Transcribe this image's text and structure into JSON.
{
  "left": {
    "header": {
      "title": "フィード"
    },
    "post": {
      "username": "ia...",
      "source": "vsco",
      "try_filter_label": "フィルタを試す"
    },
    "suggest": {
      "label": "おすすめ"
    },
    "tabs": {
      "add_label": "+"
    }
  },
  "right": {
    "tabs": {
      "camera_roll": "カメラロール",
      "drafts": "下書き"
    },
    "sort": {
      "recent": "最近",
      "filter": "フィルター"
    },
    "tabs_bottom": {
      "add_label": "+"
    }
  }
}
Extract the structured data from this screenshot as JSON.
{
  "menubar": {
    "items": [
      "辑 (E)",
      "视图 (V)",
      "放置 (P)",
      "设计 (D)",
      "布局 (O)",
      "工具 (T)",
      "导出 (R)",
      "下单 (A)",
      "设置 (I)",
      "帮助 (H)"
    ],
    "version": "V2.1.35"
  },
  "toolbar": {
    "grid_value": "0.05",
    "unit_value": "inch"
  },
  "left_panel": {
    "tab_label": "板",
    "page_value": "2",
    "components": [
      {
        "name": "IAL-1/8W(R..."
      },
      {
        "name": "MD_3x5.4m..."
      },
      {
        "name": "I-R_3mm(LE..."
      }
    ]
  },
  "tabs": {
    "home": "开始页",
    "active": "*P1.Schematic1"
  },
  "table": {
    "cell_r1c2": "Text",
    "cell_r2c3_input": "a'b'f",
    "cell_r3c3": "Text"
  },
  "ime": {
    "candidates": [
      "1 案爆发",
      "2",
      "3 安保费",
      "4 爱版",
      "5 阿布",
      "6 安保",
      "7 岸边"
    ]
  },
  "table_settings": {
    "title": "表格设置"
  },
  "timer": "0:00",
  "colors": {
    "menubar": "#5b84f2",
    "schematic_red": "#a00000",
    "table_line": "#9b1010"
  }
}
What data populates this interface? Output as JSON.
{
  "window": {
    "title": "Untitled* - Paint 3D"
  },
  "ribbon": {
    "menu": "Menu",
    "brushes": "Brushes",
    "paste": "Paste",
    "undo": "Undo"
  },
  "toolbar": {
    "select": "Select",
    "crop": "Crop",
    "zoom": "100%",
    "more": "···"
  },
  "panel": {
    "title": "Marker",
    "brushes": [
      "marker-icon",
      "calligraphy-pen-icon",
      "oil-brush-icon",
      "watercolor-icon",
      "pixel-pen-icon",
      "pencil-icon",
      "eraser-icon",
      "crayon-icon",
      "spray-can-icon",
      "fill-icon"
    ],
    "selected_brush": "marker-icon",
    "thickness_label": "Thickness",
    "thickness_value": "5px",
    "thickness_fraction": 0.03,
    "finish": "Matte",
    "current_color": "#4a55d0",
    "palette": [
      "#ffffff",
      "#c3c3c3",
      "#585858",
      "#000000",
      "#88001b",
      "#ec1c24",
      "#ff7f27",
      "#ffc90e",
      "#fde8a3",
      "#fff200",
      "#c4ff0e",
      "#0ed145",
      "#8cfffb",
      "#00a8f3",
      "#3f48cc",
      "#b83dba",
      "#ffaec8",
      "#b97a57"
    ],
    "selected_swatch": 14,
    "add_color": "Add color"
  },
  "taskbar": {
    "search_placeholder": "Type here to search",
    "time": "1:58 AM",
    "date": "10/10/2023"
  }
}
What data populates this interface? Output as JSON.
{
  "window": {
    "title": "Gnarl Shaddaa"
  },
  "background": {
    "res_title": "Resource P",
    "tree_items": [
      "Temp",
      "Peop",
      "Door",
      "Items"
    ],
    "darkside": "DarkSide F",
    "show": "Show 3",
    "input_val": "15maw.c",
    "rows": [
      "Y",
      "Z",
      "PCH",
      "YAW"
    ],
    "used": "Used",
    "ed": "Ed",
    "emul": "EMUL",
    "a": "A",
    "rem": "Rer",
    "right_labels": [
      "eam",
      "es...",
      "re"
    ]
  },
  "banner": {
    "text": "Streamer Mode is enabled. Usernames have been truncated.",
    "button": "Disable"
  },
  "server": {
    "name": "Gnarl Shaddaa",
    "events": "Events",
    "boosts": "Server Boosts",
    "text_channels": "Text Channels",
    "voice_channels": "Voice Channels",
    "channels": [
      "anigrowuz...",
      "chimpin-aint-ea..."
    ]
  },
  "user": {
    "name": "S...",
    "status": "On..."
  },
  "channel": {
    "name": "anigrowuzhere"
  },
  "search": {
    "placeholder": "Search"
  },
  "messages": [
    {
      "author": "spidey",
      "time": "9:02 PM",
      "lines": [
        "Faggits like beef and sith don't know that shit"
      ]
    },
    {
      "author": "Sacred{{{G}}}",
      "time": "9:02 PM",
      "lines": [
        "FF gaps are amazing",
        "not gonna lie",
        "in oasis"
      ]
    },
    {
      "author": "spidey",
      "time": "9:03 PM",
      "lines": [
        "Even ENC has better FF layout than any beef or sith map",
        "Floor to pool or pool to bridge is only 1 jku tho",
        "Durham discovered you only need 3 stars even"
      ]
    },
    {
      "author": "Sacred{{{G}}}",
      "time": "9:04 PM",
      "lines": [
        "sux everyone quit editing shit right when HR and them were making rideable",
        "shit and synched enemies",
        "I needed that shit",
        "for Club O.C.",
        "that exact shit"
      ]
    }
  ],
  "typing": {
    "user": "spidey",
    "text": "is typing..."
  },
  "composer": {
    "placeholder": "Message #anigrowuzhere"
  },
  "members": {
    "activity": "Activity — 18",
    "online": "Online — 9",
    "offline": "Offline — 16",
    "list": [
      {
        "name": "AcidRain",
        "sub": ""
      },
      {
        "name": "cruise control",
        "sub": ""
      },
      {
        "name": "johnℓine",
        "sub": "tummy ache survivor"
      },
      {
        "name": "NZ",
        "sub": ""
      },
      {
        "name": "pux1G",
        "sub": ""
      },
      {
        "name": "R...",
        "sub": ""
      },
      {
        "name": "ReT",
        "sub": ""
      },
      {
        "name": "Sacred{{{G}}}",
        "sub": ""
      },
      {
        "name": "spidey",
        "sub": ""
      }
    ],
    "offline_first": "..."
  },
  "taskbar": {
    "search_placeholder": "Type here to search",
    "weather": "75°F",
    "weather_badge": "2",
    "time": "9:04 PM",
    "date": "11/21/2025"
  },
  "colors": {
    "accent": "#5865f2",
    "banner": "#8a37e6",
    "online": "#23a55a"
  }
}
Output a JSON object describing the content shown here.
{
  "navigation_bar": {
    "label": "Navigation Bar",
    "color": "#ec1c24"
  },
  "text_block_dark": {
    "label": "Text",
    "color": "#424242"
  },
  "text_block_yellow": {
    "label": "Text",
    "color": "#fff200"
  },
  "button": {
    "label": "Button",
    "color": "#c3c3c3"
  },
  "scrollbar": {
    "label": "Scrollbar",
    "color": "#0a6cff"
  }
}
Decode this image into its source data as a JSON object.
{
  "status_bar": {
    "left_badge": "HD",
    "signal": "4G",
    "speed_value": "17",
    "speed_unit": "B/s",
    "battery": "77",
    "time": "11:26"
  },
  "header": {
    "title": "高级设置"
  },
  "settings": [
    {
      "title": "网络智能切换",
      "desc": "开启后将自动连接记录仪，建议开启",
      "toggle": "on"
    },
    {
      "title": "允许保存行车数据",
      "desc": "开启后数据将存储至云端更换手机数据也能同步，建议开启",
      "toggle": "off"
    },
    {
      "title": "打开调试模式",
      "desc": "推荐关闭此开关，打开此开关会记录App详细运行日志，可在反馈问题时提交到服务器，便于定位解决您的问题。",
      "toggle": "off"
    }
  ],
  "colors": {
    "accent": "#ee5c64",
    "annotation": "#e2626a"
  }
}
----
Give back the whole listing, word for word.

> [Exercise response]
Transcribe this image's text and structure into JSON.
{
  "left": {
    "header": {
      "title": "フィード"
    },
    "post": {
      "username": "ia...",
      "source": "vsco",
      "try_filter_label": "フィルタを試す"
    },
    "suggest": {
      "label": "おすすめ"
    },
    "tabs": {
      "add_label": "+"
    }
  },
  "right": {
    "tabs": {
      "camera_roll": "カメラロール",
      "drafts": "下書き"
    },
    "sort": {
      "recent": "最近",
      "filter": "フィルター"
    },
    "tabs_bottom": {
      "add_label": "+"
    }
  }
}
Extract the structured data from this screenshot as JSON.
{
  "menubar": {
    "items": [
      "辑 (E)",
      "视图 (V)",
      "放置 (P)",
      "设计 (D)",
      "布局 (O)",
      "工具 (T)",
      "导出 (R)",
      "下单 (A)",
      "设置 (I)",
      "帮助 (H)"
    ],
    "version": "V2.1.35"
  },
  "toolbar": {
    "grid_value": "0.05",
    "unit_value": "inch"
  },
  "left_panel": {
    "tab_label": "板",
    "page_value": "2",
    "components": [
      {
        "name": "IAL-1/8W(R..."
      },
      {
        "name": "MD_3x5.4m..."
      },
      {
        "name": "I-R_3mm(LE..."
      }
    ]
  },
  "tabs": {
    "home": "开始页",
    "active": "*P1.Schematic1"
  },
  "table": {
    "cell_r1c2": "Text",
    "cell_r2c3_input": "a'b'f",
    "cell_r3c3": "Text"
  },
  "ime": {
    "candidates": [
      "1 案爆发",
      "2",
      "3 安保费",
      "4 爱版",
      "5 阿布",
      "6 安保",
      "7 岸边"
    ]
  },
  "table_settings": {
    "title": "表格设置"
  },
  "timer": "0:00",
  "colors": {
    "menubar": "#5b84f2",
    "schematic_red": "#a00000",
    "table_line": "#9b1010"
  }
}
What data populates this interface? Output as JSON.
{
  "window": {
    "title": "Untitled* - Paint 3D"
  },
  "ribbon": {
    "menu": "Menu",
    "brushes": "Brushes",
    "paste": "Paste",
    "undo": "Undo"
  },
  "toolbar": {
    "select": "Select",
    "crop": "Crop",
    "zoom": "100%",
    "more": "···"
  },
  "panel": {
    "title": "Marker",
    "brushes": [
      "marker-icon",
      "calligraphy-pen-icon",
      "oil-brush-icon",
      "watercolor-icon",
      "pixel-pen-icon",
      "pencil-icon",
      "eraser-icon",
      "crayon-icon",
      "spray-can-icon",
      "fill-icon"
    ],
    "selected_brush": "marker-icon",
    "thickness_label": "Thickness",
    "thickness_value": "5px",
    "thickness_fraction": 0.03,
    "finish": "Matte",
    "current_color": "#4a55d0",
    "palette": [
      "#ffffff",
      "#c3c3c3",
      "#585858",
      "#000000",
      "#88001b",
      "#ec1c24",
      "#ff7f27",
      "#ffc90e",
      "#fde8a3",
      "#fff200",
      "#c4ff0e",
      "#0ed145",
      "#8cfffb",
      "#00a8f3",
      "#3f48cc",
      "#b83dba",
      "#ffaec8",
      "#b97a57"
    ],
    "selected_swatch": 14,
    "add_color": "Add color"
  },
  "taskbar": {
    "search_placeholder": "Type here to search",
    "time": "1:58 AM",
    "date": "10/10/2023"
  }
}
What data populates this interface? Output as JSON.
{
  "window": {
    "title": "Gnarl Shaddaa"
  },
  "background": {
    "res_title": "Resource P",
    "tree_items": [
      "Temp",
      "Peop",
      "Door",
      "Items"
    ],
    "darkside": "DarkSide F",
    "show": "Show 3",
    "input_val": "15maw.c",
    "rows": [
      "Y",
      "Z",
      "PCH",
      "YAW"
    ],
    "used": "Used",
    "ed": "Ed",
    "emul": "EMUL",
    "a": "A",
    "rem": "Rer",
    "right_labels": [
      "eam",
      "es...",
      "re"
    ]
  },
  "banner": {
    "text": "Streamer Mode is enabled. Usernames have been truncated.",
    "button": "Disable"
  },
  "server": {
    "name": "Gnarl Shaddaa",
    "events": "Events",
    "boosts": "Server Boosts",
    "text_channels": "Text Channels",
    "voice_channels": "Voice Channels",
    "channels": [
      "anigrowuz...",
      "chimpin-aint-ea..."
    ]
  },
  "user": {
    "name": "S...",
    "status": "On..."
  },
  "channel": {
    "name": "anigrowuzhere"
  },
  "search": {
    "placeholder": "Search"
  },
  "messages": [
    {
      "author": "spidey",
      "time": "9:02 PM",
      "lines": [
        "Faggits like beef and sith don't know that shit"
      ]
    },
    {
      "author": "Sacred{{{G}}}",
      "time": "9:02 PM",
      "lines": [
        "FF gaps are amazing",
        "not gonna lie",
        "in oasis"
      ]
    },
    {
      "author": "spidey",
      "time": "9:03 PM",
      "lines": [
        "Even ENC has better FF layout than any beef or sith map",
        "Floor to pool or pool to bridge is only 1 jku tho",
        "Durham discovered you only need 3 stars even"
      ]
    },
    {
      "author": "Sacred{{{G}}}",
      "time": "9:04 PM",
      "lines": [
        "sux everyone quit editing shit right when HR and them were making rideable",
        "shit and synched enemies",
        "I needed that shit",
        "for Club O.C.",
        "that exact shit"
      ]
    }
  ],
  "typing": {
    "user": "spidey",
    "text": "is typing..."
  },
  "composer": {
    "placeholder": "Message #anigrowuzhere"
  },
  "members": {
    "activity": "Activity — 18",
    "online": "Online — 9",
    "offline": "Offline — 16",
    "list": [
      {
        "name": "AcidRain",
        "sub": ""
      },
      {
        "name": "cruise control",
        "sub": ""
      },
      {
        "name": "johnℓine",
        "sub": "tummy ache survivor"
      },
      {
        "name": "NZ",
        "sub": ""
      },
      {
        "name": "pux1G",
        "sub": ""
      },
      {
        "name": "R...",
        "sub": ""
      },
      {
        "name": "ReT",
        "sub": ""
      },
      {
        "name": "Sacred{{{G}}}",
        "sub": ""
      },
      {
        "name": "spidey",
        "sub": ""
      }
    ],
    "offline_first": "..."
  },
  "taskbar": {
    "search_placeholder": "Type here to search",
    "weather": "75°F",
    "weather_badge": "2",
    "time": "9:04 PM",
    "date": "11/21/2025"
  },
  "colors": {
    "accent": "#5865f2",
    "banner": "#8a37e6",
    "online": "#23a55a"
  }
}
Output a JSON object describing the content shown here.
{
  "navigation_bar": {
    "label": "Navigation Bar",
    "color": "#ec1c24"
  },
  "text_block_dark": {
    "label": "Text",
    "color": "#424242"
  },
  "text_block_yellow": {
    "label": "Text",
    "color": "#fff200"
  },
  "button": {
    "label": "Button",
    "color": "#c3c3c3"
  },
  "scrollbar": {
    "label": "Scrollbar",
    "color": "#0a6cff"
  }
}
Decode this image into its source data as a JSON object.
{
  "status_bar": {
    "left_badge": "HD",
    "signal": "4G",
    "speed_value": "17",
    "speed_unit": "B/s",
    "battery": "77",
    "time": "11:26"
  },
  "header": {
    "title": "高级设置"
  },
  "settings": [
    {
      "title": "网络智能切换",
      "desc": "开启后将自动连接记录仪，建议开启",
      "toggle": "on"
    },
    {
      "title": "允许保存行车数据",
      "desc": "开启后数据将存储至云端更换手机数据也能同步，建议开启",
      "toggle": "off"
    },
    {
      "title": "打开调试模式",
      "desc": "推荐关闭此开关，打开此开关会记录App详细运行日志，可在反馈问题时提交到服务器，便于定位解决您的问题。",
      "toggle": "off"
    }
  ],
  "colors": {
    "accent": "#ee5c64",
    "annotation": "#e2626a"
  }
}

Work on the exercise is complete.